## Given instruction
Every record here needs to be written out again exactly.

## Items listed in a dataset
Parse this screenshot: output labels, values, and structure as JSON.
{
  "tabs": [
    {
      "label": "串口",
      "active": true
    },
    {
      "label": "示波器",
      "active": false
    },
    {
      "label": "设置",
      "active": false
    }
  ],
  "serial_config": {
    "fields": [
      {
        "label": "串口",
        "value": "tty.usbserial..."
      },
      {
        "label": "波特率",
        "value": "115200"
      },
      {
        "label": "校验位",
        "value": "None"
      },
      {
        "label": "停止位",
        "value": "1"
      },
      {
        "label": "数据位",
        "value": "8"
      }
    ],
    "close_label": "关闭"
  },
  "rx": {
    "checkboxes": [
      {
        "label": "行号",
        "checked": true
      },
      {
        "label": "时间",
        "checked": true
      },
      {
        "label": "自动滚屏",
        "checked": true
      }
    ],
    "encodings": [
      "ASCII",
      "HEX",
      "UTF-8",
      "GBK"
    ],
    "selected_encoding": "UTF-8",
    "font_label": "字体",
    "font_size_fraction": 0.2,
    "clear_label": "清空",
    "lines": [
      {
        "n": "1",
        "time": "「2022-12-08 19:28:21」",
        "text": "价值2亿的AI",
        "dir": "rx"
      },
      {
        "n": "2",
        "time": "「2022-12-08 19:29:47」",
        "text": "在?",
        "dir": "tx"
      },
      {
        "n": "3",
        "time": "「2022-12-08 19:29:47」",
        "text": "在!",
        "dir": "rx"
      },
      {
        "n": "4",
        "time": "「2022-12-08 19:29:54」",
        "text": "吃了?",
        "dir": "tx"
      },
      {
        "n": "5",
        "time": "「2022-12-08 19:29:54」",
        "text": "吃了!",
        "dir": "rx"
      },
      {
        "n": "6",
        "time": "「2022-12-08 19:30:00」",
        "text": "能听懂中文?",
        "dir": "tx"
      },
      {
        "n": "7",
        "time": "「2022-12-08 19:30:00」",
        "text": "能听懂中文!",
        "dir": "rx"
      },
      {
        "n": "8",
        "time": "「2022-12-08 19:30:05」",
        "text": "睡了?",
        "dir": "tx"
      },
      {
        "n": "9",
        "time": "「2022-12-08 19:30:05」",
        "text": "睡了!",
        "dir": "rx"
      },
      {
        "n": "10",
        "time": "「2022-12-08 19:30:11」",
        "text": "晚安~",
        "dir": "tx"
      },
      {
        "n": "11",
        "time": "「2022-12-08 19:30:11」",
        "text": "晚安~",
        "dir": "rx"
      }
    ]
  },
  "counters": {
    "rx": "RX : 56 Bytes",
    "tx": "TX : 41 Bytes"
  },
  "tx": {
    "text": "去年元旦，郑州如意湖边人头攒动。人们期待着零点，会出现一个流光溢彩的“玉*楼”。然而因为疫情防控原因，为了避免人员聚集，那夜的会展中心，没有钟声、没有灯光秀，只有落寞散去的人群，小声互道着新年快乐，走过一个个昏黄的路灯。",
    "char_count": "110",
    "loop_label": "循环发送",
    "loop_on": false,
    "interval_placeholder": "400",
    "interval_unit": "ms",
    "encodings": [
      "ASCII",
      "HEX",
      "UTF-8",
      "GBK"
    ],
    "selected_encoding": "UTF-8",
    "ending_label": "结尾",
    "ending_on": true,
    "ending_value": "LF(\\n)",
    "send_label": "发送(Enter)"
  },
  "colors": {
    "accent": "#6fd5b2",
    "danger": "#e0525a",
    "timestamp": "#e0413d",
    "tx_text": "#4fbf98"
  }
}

## Solved problem
Parse this screenshot: output labels, values, and structure as JSON.
{
  "tabs": [
    {
      "label": "串口",
      "active": true
    },
    {
      "label": "示波器",
      "active": false
    },
    {
      "label": "设置",
      "active": false
    }
  ],
  "serial_config": {
    "fields": [
      {
        "label": "串口",
        "value": "tty.usbserial..."
      },
      {
        "label": "波特率",
        "value": "115200"
      },
      {
        "label": "校验位",
        "value": "None"
      },
      {
        "label": "停止位",
        "value": "1"
      },
      {
        "label": "数据位",
        "value": "8"
      }
    ],
    "close_label": "关闭"
  },
  "rx": {
    "checkboxes": [
      {
        "label": "行号",
        "checked": true
      },
      {
        "label": "时间",
        "checked": true
      },
      {
        "label": "自动滚屏",
        "checked": true
      }
    ],
    "encodings": [
      "ASCII",
      "HEX",
      "UTF-8",
      "GBK"
    ],
    "selected_encoding": "UTF-8",
    "font_label": "字体",
    "font_size_fraction": 0.2,
    "clear_label": "清空",
    "lines": [
      {
        "n": "1",
        "time": "「2022-12-08 19:28:21」",
        "text": "价值2亿的AI",
        "dir": "rx"
      },
      {
        "n": "2",
        "time": "「2022-12-08 19:29:47」",
        "text": "在?",
        "dir": "tx"
      },
      {
        "n": "3",
        "time": "「2022-12-08 19:29:47」",
        "text": "在!",
        "dir": "rx"
      },
      {
        "n": "4",
        "time": "「2022-12-08 19:29:54」",
        "text": "吃了?",
        "dir": "tx"
      },
      {
        "n": "5",
        "time": "「2022-12-08 19:29:54」",
        "text": "吃了!",
        "dir": "rx"
      },
      {
        "n": "6",
        "time": "「2022-12-08 19:30:00」",
        "text": "能听懂中文?",
        "dir": "tx"
      },
      {
        "n": "7",
        "time": "「2022-12-08 19:30:00」",
        "text": "能听懂中文!",
        "dir": "rx"
      },
      {
        "n": "8",
        "time": "「2022-12-08 19:30:05」",
        "text": "睡了?",
        "dir": "tx"
      },
      {
        "n": "9",
        "time": "「2022-12-08 19:30:05」",
        "text": "睡了!",
        "dir": "rx"
      },
      {
        "n": "10",
        "time": "「2022-12-08 19:30:11」",
        "text": "晚安~",
        "dir": "tx"
      },
      {
        "n": "11",
        "time": "「2022-12-08 19:30:11」",
        "text": "晚安~",
        "dir": "rx"
      }
    ]
  },
  "counters": {
    "rx": "RX : 56 Bytes",
    "tx": "TX : 41 Bytes"
  },
  "tx": {
    "text": "去年元旦，郑州如意湖边人头攒动。人们期待着零点，会出现一个流光溢彩的“玉*楼”。然而因为疫情防控原因，为了避免人员聚集，那夜的会展中心，没有钟声、没有灯光秀，只有落寞散去的人群，小声互道着新年快乐，走过一个个昏黄的路灯。",
    "char_count": "110",
    "loop_label": "循环发送",
    "loop_on": false,
    "interval_placeholder": "400",
    "interval_unit": "ms",
    "encodings": [
      "ASCII",
      "HEX",
      "UTF-8",
      "GBK"
    ],
    "selected_encoding": "UTF-8",
    "ending_label": "结尾",
    "ending_on": true,
    "ending_value": "LF(\\n)",
    "send_label": "发送(Enter)"
  },
  "colors": {
    "accent": "#6fd5b2",
    "danger": "#e0525a",
    "timestamp": "#e0413d",
    "tx_text": "#4fbf98"
  }
}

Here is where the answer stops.